Select from the data all lines with the word "pelo".

= Entries supplied =
════

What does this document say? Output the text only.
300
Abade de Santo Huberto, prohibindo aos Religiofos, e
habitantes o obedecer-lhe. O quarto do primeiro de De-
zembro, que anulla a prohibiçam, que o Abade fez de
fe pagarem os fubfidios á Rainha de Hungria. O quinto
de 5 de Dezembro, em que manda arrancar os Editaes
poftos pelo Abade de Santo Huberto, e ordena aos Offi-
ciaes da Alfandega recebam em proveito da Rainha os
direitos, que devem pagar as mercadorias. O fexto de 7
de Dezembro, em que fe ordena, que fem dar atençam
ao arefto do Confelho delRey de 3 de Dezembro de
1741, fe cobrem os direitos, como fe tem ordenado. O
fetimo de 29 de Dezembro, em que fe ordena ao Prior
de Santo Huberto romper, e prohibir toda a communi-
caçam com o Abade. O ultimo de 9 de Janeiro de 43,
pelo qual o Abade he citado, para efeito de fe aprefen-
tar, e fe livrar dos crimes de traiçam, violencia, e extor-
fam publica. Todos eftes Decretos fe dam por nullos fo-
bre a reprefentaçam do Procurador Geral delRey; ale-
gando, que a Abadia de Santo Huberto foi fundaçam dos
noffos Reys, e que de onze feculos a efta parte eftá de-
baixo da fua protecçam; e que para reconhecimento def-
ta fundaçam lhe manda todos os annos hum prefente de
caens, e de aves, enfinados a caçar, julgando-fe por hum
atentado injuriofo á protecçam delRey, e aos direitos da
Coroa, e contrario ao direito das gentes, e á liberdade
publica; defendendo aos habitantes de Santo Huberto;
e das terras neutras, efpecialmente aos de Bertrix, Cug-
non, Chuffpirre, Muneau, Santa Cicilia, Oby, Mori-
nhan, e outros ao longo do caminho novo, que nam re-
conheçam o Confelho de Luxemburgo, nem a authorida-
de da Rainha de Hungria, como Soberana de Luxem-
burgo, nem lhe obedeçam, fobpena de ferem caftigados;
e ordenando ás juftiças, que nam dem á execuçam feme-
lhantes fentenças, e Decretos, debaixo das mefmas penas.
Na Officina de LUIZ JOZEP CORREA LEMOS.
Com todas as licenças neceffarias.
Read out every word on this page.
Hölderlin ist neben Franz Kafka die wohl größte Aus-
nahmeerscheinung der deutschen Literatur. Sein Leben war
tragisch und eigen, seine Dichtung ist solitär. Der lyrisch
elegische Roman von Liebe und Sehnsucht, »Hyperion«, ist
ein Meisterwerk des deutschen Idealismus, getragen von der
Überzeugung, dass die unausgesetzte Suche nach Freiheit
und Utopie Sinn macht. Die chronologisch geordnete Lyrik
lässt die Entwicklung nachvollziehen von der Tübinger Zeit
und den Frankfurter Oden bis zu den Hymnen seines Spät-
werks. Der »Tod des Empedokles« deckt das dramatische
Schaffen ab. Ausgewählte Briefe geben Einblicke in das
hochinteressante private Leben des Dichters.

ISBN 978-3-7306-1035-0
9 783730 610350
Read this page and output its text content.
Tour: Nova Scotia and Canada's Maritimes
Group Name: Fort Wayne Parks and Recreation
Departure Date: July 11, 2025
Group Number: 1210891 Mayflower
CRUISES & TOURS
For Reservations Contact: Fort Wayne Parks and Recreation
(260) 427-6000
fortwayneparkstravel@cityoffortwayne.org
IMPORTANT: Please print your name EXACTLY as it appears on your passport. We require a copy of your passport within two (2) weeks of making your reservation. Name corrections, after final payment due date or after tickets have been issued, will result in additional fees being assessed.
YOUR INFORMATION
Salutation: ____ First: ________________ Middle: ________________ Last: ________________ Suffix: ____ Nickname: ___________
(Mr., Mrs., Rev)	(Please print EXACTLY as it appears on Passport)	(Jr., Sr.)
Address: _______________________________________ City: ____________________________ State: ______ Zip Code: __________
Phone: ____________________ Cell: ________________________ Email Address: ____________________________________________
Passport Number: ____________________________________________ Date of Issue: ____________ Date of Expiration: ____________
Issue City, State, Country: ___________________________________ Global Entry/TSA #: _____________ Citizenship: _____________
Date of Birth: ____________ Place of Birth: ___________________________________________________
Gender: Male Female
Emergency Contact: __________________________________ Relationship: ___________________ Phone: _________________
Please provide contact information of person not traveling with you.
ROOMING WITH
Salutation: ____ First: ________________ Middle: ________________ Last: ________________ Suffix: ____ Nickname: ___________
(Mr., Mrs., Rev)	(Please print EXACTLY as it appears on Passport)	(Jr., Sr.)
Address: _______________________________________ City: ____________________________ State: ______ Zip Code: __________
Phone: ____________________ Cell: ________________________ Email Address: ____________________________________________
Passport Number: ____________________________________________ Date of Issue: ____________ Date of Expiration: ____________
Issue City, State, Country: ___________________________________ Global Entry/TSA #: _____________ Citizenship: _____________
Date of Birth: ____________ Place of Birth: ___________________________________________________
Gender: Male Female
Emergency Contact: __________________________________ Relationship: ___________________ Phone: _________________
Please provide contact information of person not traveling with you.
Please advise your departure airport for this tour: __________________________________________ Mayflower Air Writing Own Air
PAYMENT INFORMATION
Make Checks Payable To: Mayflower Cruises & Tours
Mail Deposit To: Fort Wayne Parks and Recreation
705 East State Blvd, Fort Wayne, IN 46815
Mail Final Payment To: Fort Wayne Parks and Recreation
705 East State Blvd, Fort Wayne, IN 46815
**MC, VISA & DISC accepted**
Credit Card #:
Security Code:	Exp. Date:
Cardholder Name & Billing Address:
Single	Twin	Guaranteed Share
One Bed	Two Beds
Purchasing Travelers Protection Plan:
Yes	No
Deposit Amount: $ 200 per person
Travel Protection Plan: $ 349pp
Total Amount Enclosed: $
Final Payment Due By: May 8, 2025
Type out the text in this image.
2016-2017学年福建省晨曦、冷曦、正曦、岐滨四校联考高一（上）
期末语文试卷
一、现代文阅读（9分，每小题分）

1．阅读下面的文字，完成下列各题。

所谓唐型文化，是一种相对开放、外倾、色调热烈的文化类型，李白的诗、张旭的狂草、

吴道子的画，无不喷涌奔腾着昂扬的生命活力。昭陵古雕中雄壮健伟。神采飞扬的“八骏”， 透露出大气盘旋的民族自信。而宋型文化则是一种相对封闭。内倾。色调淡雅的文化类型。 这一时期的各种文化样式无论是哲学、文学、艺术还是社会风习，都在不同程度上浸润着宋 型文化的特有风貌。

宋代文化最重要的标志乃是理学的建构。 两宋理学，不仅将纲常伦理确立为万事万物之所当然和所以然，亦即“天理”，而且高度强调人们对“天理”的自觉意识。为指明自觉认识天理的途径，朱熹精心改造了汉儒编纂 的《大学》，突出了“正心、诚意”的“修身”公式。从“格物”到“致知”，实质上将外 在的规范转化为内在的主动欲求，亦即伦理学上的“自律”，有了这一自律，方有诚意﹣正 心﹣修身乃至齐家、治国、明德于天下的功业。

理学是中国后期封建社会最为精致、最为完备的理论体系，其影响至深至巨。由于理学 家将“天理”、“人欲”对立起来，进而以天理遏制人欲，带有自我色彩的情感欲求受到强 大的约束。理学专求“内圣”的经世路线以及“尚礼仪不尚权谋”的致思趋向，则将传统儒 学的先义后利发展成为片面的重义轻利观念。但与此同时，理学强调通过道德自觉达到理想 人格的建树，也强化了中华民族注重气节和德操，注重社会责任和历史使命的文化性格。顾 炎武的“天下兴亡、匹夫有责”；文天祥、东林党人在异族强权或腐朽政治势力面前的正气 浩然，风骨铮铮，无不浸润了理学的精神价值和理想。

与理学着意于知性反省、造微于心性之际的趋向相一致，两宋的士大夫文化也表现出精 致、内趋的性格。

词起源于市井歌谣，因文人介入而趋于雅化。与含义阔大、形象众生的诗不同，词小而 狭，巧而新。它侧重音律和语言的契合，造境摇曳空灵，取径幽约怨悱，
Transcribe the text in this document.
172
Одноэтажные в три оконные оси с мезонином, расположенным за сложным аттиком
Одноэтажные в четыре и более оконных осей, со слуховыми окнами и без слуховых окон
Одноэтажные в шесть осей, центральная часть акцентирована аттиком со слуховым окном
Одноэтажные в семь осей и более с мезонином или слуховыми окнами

════

= Answer for the task =
poftos pelo Abade de Santo Huberto, e ordena aos Offi-
pelo qual o Abade he citado, para efeito de fe aprefen-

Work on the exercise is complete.